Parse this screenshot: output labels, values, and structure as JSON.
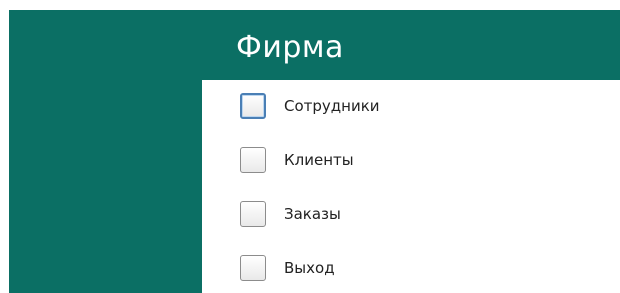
{
  "window": {
    "title": "Фирма",
    "accent_color": "#0b6f64"
  },
  "menu": {
    "items": [
      {
        "label": "Сотрудники",
        "focused": true
      },
      {
        "label": "Клиенты",
        "focused": false
      },
      {
        "label": "Заказы",
        "focused": false
      },
      {
        "label": "Выход",
        "focused": false
      }
    ]
  }
}
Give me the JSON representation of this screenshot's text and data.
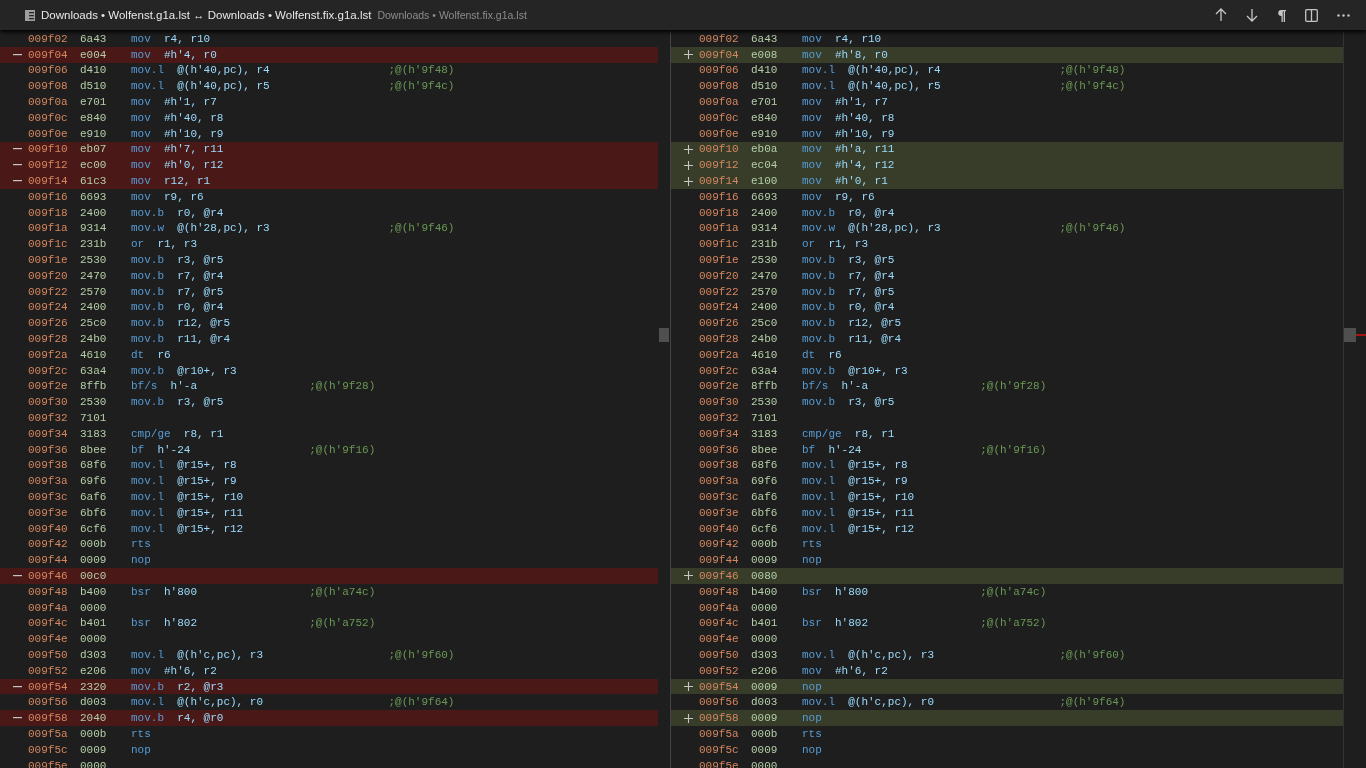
{
  "title": {
    "name": "Downloads • Wolfenst.g1a.lst ↔ Downloads • Wolfenst.fix.g1a.lst",
    "description": "Downloads • Wolfenst.fix.g1a.lst"
  },
  "panes": [
    {
      "lines": [
        {
          "kind": "unchanged",
          "addr": "009f02",
          "opcode": "6a43",
          "mnemonic": "mov",
          "operands": "r4, r10"
        },
        {
          "kind": "removed",
          "addr": "009f04",
          "opcode": "e004",
          "mnemonic": "mov",
          "operands": "#h'4, r0"
        },
        {
          "kind": "unchanged",
          "addr": "009f06",
          "opcode": "d410",
          "mnemonic": "mov.l",
          "operands": "@(h'40,pc), r4",
          "comment": ";@(h'9f48)"
        },
        {
          "kind": "unchanged",
          "addr": "009f08",
          "opcode": "d510",
          "mnemonic": "mov.l",
          "operands": "@(h'40,pc), r5",
          "comment": ";@(h'9f4c)"
        },
        {
          "kind": "unchanged",
          "addr": "009f0a",
          "opcode": "e701",
          "mnemonic": "mov",
          "operands": "#h'1, r7"
        },
        {
          "kind": "unchanged",
          "addr": "009f0c",
          "opcode": "e840",
          "mnemonic": "mov",
          "operands": "#h'40, r8"
        },
        {
          "kind": "unchanged",
          "addr": "009f0e",
          "opcode": "e910",
          "mnemonic": "mov",
          "operands": "#h'10, r9"
        },
        {
          "kind": "removed",
          "addr": "009f10",
          "opcode": "eb07",
          "mnemonic": "mov",
          "operands": "#h'7, r11"
        },
        {
          "kind": "removed",
          "addr": "009f12",
          "opcode": "ec00",
          "mnemonic": "mov",
          "operands": "#h'0, r12"
        },
        {
          "kind": "removed",
          "addr": "009f14",
          "opcode": "61c3",
          "mnemonic": "mov",
          "operands": "r12, r1"
        },
        {
          "kind": "unchanged",
          "addr": "009f16",
          "opcode": "6693",
          "mnemonic": "mov",
          "operands": "r9, r6"
        },
        {
          "kind": "unchanged",
          "addr": "009f18",
          "opcode": "2400",
          "mnemonic": "mov.b",
          "operands": "r0, @r4"
        },
        {
          "kind": "unchanged",
          "addr": "009f1a",
          "opcode": "9314",
          "mnemonic": "mov.w",
          "operands": "@(h'28,pc), r3",
          "comment": ";@(h'9f46)"
        },
        {
          "kind": "unchanged",
          "addr": "009f1c",
          "opcode": "231b",
          "mnemonic": "or",
          "operands": "r1, r3"
        },
        {
          "kind": "unchanged",
          "addr": "009f1e",
          "opcode": "2530",
          "mnemonic": "mov.b",
          "operands": "r3, @r5"
        },
        {
          "kind": "unchanged",
          "addr": "009f20",
          "opcode": "2470",
          "mnemonic": "mov.b",
          "operands": "r7, @r4"
        },
        {
          "kind": "unchanged",
          "addr": "009f22",
          "opcode": "2570",
          "mnemonic": "mov.b",
          "operands": "r7, @r5"
        },
        {
          "kind": "unchanged",
          "addr": "009f24",
          "opcode": "2400",
          "mnemonic": "mov.b",
          "operands": "r0, @r4"
        },
        {
          "kind": "unchanged",
          "addr": "009f26",
          "opcode": "25c0",
          "mnemonic": "mov.b",
          "operands": "r12, @r5"
        },
        {
          "kind": "unchanged",
          "addr": "009f28",
          "opcode": "24b0",
          "mnemonic": "mov.b",
          "operands": "r11, @r4"
        },
        {
          "kind": "unchanged",
          "addr": "009f2a",
          "opcode": "4610",
          "mnemonic": "dt",
          "operands": "r6"
        },
        {
          "kind": "unchanged",
          "addr": "009f2c",
          "opcode": "63a4",
          "mnemonic": "mov.b",
          "operands": "@r10+, r3"
        },
        {
          "kind": "unchanged",
          "addr": "009f2e",
          "opcode": "8ffb",
          "mnemonic": "bf/s",
          "operands": "h'-a",
          "comment": ";@(h'9f28)"
        },
        {
          "kind": "unchanged",
          "addr": "009f30",
          "opcode": "2530",
          "mnemonic": "mov.b",
          "operands": "r3, @r5"
        },
        {
          "kind": "unchanged",
          "addr": "009f32",
          "opcode": "7101"
        },
        {
          "kind": "unchanged",
          "addr": "009f34",
          "opcode": "3183",
          "mnemonic": "cmp/ge",
          "operands": "r8, r1"
        },
        {
          "kind": "unchanged",
          "addr": "009f36",
          "opcode": "8bee",
          "mnemonic": "bf",
          "operands": "h'-24",
          "comment": ";@(h'9f16)"
        },
        {
          "kind": "unchanged",
          "addr": "009f38",
          "opcode": "68f6",
          "mnemonic": "mov.l",
          "operands": "@r15+, r8"
        },
        {
          "kind": "unchanged",
          "addr": "009f3a",
          "opcode": "69f6",
          "mnemonic": "mov.l",
          "operands": "@r15+, r9"
        },
        {
          "kind": "unchanged",
          "addr": "009f3c",
          "opcode": "6af6",
          "mnemonic": "mov.l",
          "operands": "@r15+, r10"
        },
        {
          "kind": "unchanged",
          "addr": "009f3e",
          "opcode": "6bf6",
          "mnemonic": "mov.l",
          "operands": "@r15+, r11"
        },
        {
          "kind": "unchanged",
          "addr": "009f40",
          "opcode": "6cf6",
          "mnemonic": "mov.l",
          "operands": "@r15+, r12"
        },
        {
          "kind": "unchanged",
          "addr": "009f42",
          "opcode": "000b",
          "mnemonic": "rts"
        },
        {
          "kind": "unchanged",
          "addr": "009f44",
          "opcode": "0009",
          "mnemonic": "nop"
        },
        {
          "kind": "removed",
          "addr": "009f46",
          "opcode": "00c0"
        },
        {
          "kind": "unchanged",
          "addr": "009f48",
          "opcode": "b400",
          "mnemonic": "bsr",
          "operands": "h'800",
          "comment": ";@(h'a74c)"
        },
        {
          "kind": "unchanged",
          "addr": "009f4a",
          "opcode": "0000"
        },
        {
          "kind": "unchanged",
          "addr": "009f4c",
          "opcode": "b401",
          "mnemonic": "bsr",
          "operands": "h'802",
          "comment": ";@(h'a752)"
        },
        {
          "kind": "unchanged",
          "addr": "009f4e",
          "opcode": "0000"
        },
        {
          "kind": "unchanged",
          "addr": "009f50",
          "opcode": "d303",
          "mnemonic": "mov.l",
          "operands": "@(h'c,pc), r3",
          "comment": ";@(h'9f60)"
        },
        {
          "kind": "unchanged",
          "addr": "009f52",
          "opcode": "e206",
          "mnemonic": "mov",
          "operands": "#h'6, r2"
        },
        {
          "kind": "removed",
          "addr": "009f54",
          "opcode": "2320",
          "mnemonic": "mov.b",
          "operands": "r2, @r3"
        },
        {
          "kind": "unchanged",
          "addr": "009f56",
          "opcode": "d003",
          "mnemonic": "mov.l",
          "operands": "@(h'c,pc), r0",
          "comment": ";@(h'9f64)"
        },
        {
          "kind": "removed",
          "addr": "009f58",
          "opcode": "2040",
          "mnemonic": "mov.b",
          "operands": "r4, @r0"
        },
        {
          "kind": "unchanged",
          "addr": "009f5a",
          "opcode": "000b",
          "mnemonic": "rts"
        },
        {
          "kind": "unchanged",
          "addr": "009f5c",
          "opcode": "0009",
          "mnemonic": "nop"
        },
        {
          "kind": "unchanged",
          "addr": "009f5e",
          "opcode": "0000"
        }
      ]
    },
    {
      "lines": [
        {
          "kind": "unchanged",
          "addr": "009f02",
          "opcode": "6a43",
          "mnemonic": "mov",
          "operands": "r4, r10"
        },
        {
          "kind": "added",
          "addr": "009f04",
          "opcode": "e008",
          "mnemonic": "mov",
          "operands": "#h'8, r0"
        },
        {
          "kind": "unchanged",
          "addr": "009f06",
          "opcode": "d410",
          "mnemonic": "mov.l",
          "operands": "@(h'40,pc), r4",
          "comment": ";@(h'9f48)"
        },
        {
          "kind": "unchanged",
          "addr": "009f08",
          "opcode": "d510",
          "mnemonic": "mov.l",
          "operands": "@(h'40,pc), r5",
          "comment": ";@(h'9f4c)"
        },
        {
          "kind": "unchanged",
          "addr": "009f0a",
          "opcode": "e701",
          "mnemonic": "mov",
          "operands": "#h'1, r7"
        },
        {
          "kind": "unchanged",
          "addr": "009f0c",
          "opcode": "e840",
          "mnemonic": "mov",
          "operands": "#h'40, r8"
        },
        {
          "kind": "unchanged",
          "addr": "009f0e",
          "opcode": "e910",
          "mnemonic": "mov",
          "operands": "#h'10, r9"
        },
        {
          "kind": "added",
          "addr": "009f10",
          "opcode": "eb0a",
          "mnemonic": "mov",
          "operands": "#h'a, r11"
        },
        {
          "kind": "added",
          "addr": "009f12",
          "opcode": "ec04",
          "mnemonic": "mov",
          "operands": "#h'4, r12"
        },
        {
          "kind": "added",
          "addr": "009f14",
          "opcode": "e100",
          "mnemonic": "mov",
          "operands": "#h'0, r1"
        },
        {
          "kind": "unchanged",
          "addr": "009f16",
          "opcode": "6693",
          "mnemonic": "mov",
          "operands": "r9, r6"
        },
        {
          "kind": "unchanged",
          "addr": "009f18",
          "opcode": "2400",
          "mnemonic": "mov.b",
          "operands": "r0, @r4"
        },
        {
          "kind": "unchanged",
          "addr": "009f1a",
          "opcode": "9314",
          "mnemonic": "mov.w",
          "operands": "@(h'28,pc), r3",
          "comment": ";@(h'9f46)"
        },
        {
          "kind": "unchanged",
          "addr": "009f1c",
          "opcode": "231b",
          "mnemonic": "or",
          "operands": "r1, r3"
        },
        {
          "kind": "unchanged",
          "addr": "009f1e",
          "opcode": "2530",
          "mnemonic": "mov.b",
          "operands": "r3, @r5"
        },
        {
          "kind": "unchanged",
          "addr": "009f20",
          "opcode": "2470",
          "mnemonic": "mov.b",
          "operands": "r7, @r4"
        },
        {
          "kind": "unchanged",
          "addr": "009f22",
          "opcode": "2570",
          "mnemonic": "mov.b",
          "operands": "r7, @r5"
        },
        {
          "kind": "unchanged",
          "addr": "009f24",
          "opcode": "2400",
          "mnemonic": "mov.b",
          "operands": "r0, @r4"
        },
        {
          "kind": "unchanged",
          "addr": "009f26",
          "opcode": "25c0",
          "mnemonic": "mov.b",
          "operands": "r12, @r5"
        },
        {
          "kind": "unchanged",
          "addr": "009f28",
          "opcode": "24b0",
          "mnemonic": "mov.b",
          "operands": "r11, @r4"
        },
        {
          "kind": "unchanged",
          "addr": "009f2a",
          "opcode": "4610",
          "mnemonic": "dt",
          "operands": "r6"
        },
        {
          "kind": "unchanged",
          "addr": "009f2c",
          "opcode": "63a4",
          "mnemonic": "mov.b",
          "operands": "@r10+, r3"
        },
        {
          "kind": "unchanged",
          "addr": "009f2e",
          "opcode": "8ffb",
          "mnemonic": "bf/s",
          "operands": "h'-a",
          "comment": ";@(h'9f28)"
        },
        {
          "kind": "unchanged",
          "addr": "009f30",
          "opcode": "2530",
          "mnemonic": "mov.b",
          "operands": "r3, @r5"
        },
        {
          "kind": "unchanged",
          "addr": "009f32",
          "opcode": "7101"
        },
        {
          "kind": "unchanged",
          "addr": "009f34",
          "opcode": "3183",
          "mnemonic": "cmp/ge",
          "operands": "r8, r1"
        },
        {
          "kind": "unchanged",
          "addr": "009f36",
          "opcode": "8bee",
          "mnemonic": "bf",
          "operands": "h'-24",
          "comment": ";@(h'9f16)"
        },
        {
          "kind": "unchanged",
          "addr": "009f38",
          "opcode": "68f6",
          "mnemonic": "mov.l",
          "operands": "@r15+, r8"
        },
        {
          "kind": "unchanged",
          "addr": "009f3a",
          "opcode": "69f6",
          "mnemonic": "mov.l",
          "operands": "@r15+, r9"
        },
        {
          "kind": "unchanged",
          "addr": "009f3c",
          "opcode": "6af6",
          "mnemonic": "mov.l",
          "operands": "@r15+, r10"
        },
        {
          "kind": "unchanged",
          "addr": "009f3e",
          "opcode": "6bf6",
          "mnemonic": "mov.l",
          "operands": "@r15+, r11"
        },
        {
          "kind": "unchanged",
          "addr": "009f40",
          "opcode": "6cf6",
          "mnemonic": "mov.l",
          "operands": "@r15+, r12"
        },
        {
          "kind": "unchanged",
          "addr": "009f42",
          "opcode": "000b",
          "mnemonic": "rts"
        },
        {
          "kind": "unchanged",
          "addr": "009f44",
          "opcode": "0009",
          "mnemonic": "nop"
        },
        {
          "kind": "added",
          "addr": "009f46",
          "opcode": "0080"
        },
        {
          "kind": "unchanged",
          "addr": "009f48",
          "opcode": "b400",
          "mnemonic": "bsr",
          "operands": "h'800",
          "comment": ";@(h'a74c)"
        },
        {
          "kind": "unchanged",
          "addr": "009f4a",
          "opcode": "0000"
        },
        {
          "kind": "unchanged",
          "addr": "009f4c",
          "opcode": "b401",
          "mnemonic": "bsr",
          "operands": "h'802",
          "comment": ";@(h'a752)"
        },
        {
          "kind": "unchanged",
          "addr": "009f4e",
          "opcode": "0000"
        },
        {
          "kind": "unchanged",
          "addr": "009f50",
          "opcode": "d303",
          "mnemonic": "mov.l",
          "operands": "@(h'c,pc), r3",
          "comment": ";@(h'9f60)"
        },
        {
          "kind": "unchanged",
          "addr": "009f52",
          "opcode": "e206",
          "mnemonic": "mov",
          "operands": "#h'6, r2"
        },
        {
          "kind": "added",
          "addr": "009f54",
          "opcode": "0009",
          "mnemonic": "nop"
        },
        {
          "kind": "unchanged",
          "addr": "009f56",
          "opcode": "d003",
          "mnemonic": "mov.l",
          "operands": "@(h'c,pc), r0",
          "comment": ";@(h'9f64)"
        },
        {
          "kind": "added",
          "addr": "009f58",
          "opcode": "0009",
          "mnemonic": "nop"
        },
        {
          "kind": "unchanged",
          "addr": "009f5a",
          "opcode": "000b",
          "mnemonic": "rts"
        },
        {
          "kind": "unchanged",
          "addr": "009f5c",
          "opcode": "0009",
          "mnemonic": "nop"
        },
        {
          "kind": "unchanged",
          "addr": "009f5e",
          "opcode": "0000"
        }
      ]
    }
  ]
}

..........

Instructions to follow –
Which lines above contain "Wolfenst"? Show each of them.

Exercise response –
    "name": "Downloads • Wolfenst.g1a.lst ↔ Downloads • Wolfenst.fix.g1a.lst",
    "description": "Downloads • Wolfenst.fix.g1a.lst"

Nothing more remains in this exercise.